__WHAT TO DO__
Look through the listing and locate every line containing the word "precipitation"; copy those lines.

__TASK MATERIAL__
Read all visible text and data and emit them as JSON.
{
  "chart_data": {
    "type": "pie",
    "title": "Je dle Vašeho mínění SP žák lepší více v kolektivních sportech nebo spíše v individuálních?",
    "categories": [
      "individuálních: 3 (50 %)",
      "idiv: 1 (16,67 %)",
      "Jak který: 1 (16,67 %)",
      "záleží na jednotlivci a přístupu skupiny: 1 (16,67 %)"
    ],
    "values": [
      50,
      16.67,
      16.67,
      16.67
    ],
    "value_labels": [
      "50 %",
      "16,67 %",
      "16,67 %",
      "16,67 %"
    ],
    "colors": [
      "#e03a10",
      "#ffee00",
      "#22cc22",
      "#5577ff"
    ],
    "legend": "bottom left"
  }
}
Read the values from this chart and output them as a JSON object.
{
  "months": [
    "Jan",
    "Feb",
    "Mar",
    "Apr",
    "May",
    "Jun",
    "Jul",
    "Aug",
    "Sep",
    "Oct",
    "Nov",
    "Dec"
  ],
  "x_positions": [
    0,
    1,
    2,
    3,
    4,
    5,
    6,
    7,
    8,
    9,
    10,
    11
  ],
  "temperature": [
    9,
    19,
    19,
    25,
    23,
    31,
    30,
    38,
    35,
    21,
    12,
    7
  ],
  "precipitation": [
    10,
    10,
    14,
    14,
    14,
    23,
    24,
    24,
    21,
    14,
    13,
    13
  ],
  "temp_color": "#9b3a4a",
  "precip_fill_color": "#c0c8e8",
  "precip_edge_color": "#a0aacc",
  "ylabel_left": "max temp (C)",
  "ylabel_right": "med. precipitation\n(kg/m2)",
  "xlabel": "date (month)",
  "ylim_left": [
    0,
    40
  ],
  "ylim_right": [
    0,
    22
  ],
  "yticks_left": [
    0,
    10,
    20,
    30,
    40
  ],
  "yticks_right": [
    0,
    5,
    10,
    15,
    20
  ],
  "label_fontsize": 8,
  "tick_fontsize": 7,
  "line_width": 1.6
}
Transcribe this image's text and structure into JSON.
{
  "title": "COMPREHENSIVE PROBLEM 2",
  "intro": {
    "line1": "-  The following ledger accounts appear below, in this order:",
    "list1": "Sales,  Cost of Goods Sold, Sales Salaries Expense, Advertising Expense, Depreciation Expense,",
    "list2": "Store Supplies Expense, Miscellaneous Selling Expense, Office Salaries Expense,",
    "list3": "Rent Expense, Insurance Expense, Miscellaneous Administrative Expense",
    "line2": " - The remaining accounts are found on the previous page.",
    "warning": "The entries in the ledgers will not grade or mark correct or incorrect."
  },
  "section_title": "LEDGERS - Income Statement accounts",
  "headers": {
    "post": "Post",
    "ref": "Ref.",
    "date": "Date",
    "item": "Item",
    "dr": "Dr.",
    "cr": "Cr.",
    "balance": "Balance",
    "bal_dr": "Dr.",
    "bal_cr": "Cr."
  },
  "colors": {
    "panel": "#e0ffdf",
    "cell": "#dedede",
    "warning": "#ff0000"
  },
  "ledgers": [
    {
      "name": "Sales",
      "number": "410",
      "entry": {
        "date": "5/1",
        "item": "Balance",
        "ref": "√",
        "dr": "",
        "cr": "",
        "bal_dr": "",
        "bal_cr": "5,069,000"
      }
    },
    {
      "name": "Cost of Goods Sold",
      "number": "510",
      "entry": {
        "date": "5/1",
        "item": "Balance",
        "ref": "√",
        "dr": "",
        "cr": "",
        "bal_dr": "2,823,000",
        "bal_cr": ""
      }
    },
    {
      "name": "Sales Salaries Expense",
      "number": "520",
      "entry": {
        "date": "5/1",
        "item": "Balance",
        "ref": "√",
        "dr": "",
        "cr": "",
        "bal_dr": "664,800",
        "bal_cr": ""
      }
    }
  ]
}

__OUTPUT OF THE TASK__
  "precipitation": [
  "ylabel_right": "med. precipitation\n(kg/m2)",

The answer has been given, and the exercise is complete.